──────── PASSAGE ────────

Q_n has an asymptotic efficiency of 82%.

double gsl_stats_Qn0_from_sorted_data(const double sorted_data[], const size_t stride, const size_t n, double work[], int work_int[])
double gsl_stats_Qn_from_sorted_data(const double sorted_data[], const size_t stride, const size_t n, double work[], int work_int[])

These functions return the Q_n statistic of sorted_data, a dataset of length n with stride stride. The elements of the array must be in ascending numerical order. There are no checks to see whether the data are sorted, so the function gsl_sort() should always be used first. The Qn0 function calculates \left\{ \left| x_i - x_j \right|, i < j \right\}_{(k)} (i.e. Q_n without the bias correction scale factors). These functions require additional workspace of size 3n provided in work and integer workspace of size 5n provided in work_int.

Examples

Here is a basic example of how to use the statistical functions:

#include <stdio.h>
#include <gsl/gsl_statistics.h>

int
main(void)
{
  double data[5] = {17.2, 18.1, 16.5, 18.3, 12.6};
  double mean, variance, largest, smallest;

  mean     = gsl_stats_mean(data, 1, 5);
  variance = gsl_stats_variance(data, 1, 5);
  largest  = gsl_stats_max(data, 1, 5);
  smallest = gsl_stats_min(data, 1, 5);

  printf ("The dataset is %g, %g, %g, %g, %g\n",
         data[0], data[1], data[2], data[3], data[4]);

  printf ("The sample mean is %g\n", mean);
  printf ("The estimated variance is %g\n", variance);
  printf ("The largest value is %g\n", largest);
  printf ("The smallest value is %g\n", smallest);
  return 0;
}

The program should produce the following output,

The dataset is 17.2, 18.1, 16.5, 18.3, 12.6
The sample mean is 16.54
The estimated variance is 5.373
The largest value is 18.3
The smallest value is 12.6

Here is an example using sorted data,

#include <stdio.h>
#include <gsl/gsl_sort.h>
#include <gsl/gsl_statistics.h>

int
main(void)

────────

> _COMPLETE THE FOLLOWING_
1/ In the GSL statistics passage, what workspace do the Q_n functions for sorted data require?
2/ Continue the GSL statistics passage from the point where it stops.
The records that come next are from a different source than the GSL statistics passage.

──────── DATASET EXCERPTS ────────

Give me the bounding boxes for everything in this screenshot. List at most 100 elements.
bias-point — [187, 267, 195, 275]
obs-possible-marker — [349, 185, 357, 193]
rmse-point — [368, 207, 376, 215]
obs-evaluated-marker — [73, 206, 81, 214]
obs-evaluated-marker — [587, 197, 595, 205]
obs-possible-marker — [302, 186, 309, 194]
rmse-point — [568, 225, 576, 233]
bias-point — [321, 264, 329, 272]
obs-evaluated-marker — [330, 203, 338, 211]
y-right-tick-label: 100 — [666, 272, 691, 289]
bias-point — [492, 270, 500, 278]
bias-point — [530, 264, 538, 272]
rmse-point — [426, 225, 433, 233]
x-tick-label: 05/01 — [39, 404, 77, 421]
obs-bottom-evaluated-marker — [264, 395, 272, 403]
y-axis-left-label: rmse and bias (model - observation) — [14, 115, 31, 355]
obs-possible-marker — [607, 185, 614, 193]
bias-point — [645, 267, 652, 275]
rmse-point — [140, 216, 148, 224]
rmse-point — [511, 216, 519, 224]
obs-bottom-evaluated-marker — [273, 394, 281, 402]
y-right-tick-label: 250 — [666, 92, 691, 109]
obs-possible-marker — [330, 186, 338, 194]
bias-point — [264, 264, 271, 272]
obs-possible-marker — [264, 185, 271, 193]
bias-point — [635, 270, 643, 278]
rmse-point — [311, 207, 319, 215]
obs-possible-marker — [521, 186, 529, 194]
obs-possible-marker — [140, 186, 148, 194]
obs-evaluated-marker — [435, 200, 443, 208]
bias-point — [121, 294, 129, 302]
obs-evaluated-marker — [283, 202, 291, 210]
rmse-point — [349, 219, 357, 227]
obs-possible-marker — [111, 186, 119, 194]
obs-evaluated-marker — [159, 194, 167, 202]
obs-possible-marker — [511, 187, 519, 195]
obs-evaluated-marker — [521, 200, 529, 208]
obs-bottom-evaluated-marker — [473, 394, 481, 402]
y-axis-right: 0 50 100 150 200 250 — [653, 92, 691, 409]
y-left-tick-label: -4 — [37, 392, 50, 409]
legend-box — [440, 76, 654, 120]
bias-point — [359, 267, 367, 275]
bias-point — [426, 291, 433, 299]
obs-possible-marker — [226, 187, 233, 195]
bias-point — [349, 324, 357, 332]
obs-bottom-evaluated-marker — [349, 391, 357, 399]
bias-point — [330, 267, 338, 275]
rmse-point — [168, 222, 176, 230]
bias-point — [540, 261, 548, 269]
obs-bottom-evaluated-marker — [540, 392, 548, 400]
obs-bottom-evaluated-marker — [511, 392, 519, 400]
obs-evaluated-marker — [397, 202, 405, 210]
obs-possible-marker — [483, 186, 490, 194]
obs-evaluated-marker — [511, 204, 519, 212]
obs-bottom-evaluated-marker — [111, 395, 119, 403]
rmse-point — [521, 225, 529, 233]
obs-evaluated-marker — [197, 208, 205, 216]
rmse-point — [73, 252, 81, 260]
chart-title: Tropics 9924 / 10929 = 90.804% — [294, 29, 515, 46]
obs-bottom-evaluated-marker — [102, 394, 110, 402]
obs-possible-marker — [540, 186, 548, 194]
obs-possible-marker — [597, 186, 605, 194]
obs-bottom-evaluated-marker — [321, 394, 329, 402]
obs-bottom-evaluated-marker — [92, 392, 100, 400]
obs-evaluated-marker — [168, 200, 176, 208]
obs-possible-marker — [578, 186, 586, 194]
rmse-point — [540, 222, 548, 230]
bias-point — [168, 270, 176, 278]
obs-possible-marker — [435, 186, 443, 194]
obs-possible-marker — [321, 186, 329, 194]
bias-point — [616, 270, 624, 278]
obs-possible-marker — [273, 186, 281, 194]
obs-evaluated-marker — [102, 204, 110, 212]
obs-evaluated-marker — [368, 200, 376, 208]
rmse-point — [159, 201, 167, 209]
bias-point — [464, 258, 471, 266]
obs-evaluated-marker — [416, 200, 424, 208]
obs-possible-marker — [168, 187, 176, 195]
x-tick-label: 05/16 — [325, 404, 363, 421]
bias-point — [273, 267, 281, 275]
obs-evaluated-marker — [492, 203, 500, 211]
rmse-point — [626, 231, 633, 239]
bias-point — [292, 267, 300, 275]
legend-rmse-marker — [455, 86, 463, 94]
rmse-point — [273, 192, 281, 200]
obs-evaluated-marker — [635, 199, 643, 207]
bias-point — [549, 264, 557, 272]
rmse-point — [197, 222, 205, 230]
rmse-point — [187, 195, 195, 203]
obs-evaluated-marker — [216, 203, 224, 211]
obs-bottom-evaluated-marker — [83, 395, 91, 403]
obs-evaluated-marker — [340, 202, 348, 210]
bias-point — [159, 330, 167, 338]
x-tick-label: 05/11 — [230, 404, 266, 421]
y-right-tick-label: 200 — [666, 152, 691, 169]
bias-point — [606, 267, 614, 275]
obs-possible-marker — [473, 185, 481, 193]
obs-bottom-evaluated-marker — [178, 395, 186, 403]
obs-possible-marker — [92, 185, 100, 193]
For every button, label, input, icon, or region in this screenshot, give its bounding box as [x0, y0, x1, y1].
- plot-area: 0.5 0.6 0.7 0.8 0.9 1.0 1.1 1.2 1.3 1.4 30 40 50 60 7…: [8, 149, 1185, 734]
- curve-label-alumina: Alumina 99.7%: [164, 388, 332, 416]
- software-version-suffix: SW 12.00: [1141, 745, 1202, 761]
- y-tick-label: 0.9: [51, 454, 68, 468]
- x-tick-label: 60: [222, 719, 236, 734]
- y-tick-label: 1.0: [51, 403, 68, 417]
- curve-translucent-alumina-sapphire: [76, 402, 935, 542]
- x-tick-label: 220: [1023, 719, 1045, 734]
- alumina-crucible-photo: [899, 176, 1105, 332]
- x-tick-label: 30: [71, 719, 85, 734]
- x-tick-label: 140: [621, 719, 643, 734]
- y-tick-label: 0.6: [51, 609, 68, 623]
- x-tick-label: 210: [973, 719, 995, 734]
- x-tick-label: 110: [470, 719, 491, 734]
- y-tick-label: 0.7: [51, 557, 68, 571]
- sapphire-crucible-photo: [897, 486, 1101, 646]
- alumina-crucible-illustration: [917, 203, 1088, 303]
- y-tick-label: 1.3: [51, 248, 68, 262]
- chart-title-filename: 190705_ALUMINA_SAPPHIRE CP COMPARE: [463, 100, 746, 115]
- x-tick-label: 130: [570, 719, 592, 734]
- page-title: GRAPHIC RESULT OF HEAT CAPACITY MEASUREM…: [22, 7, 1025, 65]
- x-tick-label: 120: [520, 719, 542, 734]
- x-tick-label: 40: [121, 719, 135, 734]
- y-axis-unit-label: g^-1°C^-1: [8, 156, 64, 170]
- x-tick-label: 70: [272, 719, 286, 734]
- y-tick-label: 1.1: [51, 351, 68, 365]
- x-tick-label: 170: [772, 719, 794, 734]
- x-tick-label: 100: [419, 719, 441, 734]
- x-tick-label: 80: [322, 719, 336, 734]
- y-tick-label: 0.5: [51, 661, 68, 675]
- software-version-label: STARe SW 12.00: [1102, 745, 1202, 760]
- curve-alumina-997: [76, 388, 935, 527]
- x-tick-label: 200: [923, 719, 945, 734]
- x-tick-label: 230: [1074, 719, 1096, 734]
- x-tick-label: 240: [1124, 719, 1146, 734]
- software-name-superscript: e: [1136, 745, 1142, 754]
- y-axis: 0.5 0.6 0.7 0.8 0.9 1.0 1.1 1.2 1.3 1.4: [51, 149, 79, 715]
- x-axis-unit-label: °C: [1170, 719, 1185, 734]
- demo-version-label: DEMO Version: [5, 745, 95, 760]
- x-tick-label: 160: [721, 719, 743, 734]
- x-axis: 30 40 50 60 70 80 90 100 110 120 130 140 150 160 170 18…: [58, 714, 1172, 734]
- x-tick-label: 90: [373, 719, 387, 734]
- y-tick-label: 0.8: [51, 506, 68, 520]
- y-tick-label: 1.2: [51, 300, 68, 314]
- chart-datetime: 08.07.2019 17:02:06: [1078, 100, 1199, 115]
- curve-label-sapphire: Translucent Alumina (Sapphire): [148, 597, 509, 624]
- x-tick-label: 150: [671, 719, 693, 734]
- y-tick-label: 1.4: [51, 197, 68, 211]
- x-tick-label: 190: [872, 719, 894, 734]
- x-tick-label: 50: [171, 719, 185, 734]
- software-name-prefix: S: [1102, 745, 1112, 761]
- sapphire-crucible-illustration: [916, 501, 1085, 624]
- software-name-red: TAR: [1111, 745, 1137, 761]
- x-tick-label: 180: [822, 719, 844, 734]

────────

> _TASK ANSWERS_
1/ They need additional workspace of size 3n in work and integer workspace of size 5n in work_int.

2/
{
  double data[5] = {17.2, 18.1, 16.5, 18.3, 12.6};
  double median, upperq, lowerq;

  printf ("Original dataset:  %g, %g, %g, %g, %g\n",
         data[0], data[1], data[2], data[3], data[4]);

  gsl_sort (data, 1, 5);

  printf ("Sorted dataset: %g, %g, %g, %g, %g\n",
         data[0], data[1], data[2], data[3], data[4]);

  median
    = gsl_stats_median_from_sorted_data (data,
                                         1, 5);

  upperq
    = gsl_stats_quantile_from_sorted_data (data,
                                           1, 5,
                                           0.75);
  lowerq
    = gsl_stats_quantile_from_sorted_data (data,
                                           1, 5,
                                           0.25);

  printf ("The median is %g\n", median);
  printf ("The upper quartile is %g\n", upperq);
  printf ("The lower quartile is %g\n", lowerq);
  return 0;
}

This program should produce the following output,

Original dataset:  17.2, 18.1, 16.5, 18.3, 12.6
Sorted dataset: 12.6, 16.5, 17.2, 18.1, 18.3
The median is 17.2
The upper quartile is 18.1
The lower quartile is 16.5

References and Further Reading

The standard reference for almost any topic in statistics is the multi-volume Advanced Theory of Statistics by Kendall and Stuart.

  • Maurice Kendall, Alan Stuart, and J. Keith Ord. The Advanced Theory of Statistics (multiple volumes) reprinted as Kendall’s Advanced Theory of Statistics. Wiley, ISBN 047023380X.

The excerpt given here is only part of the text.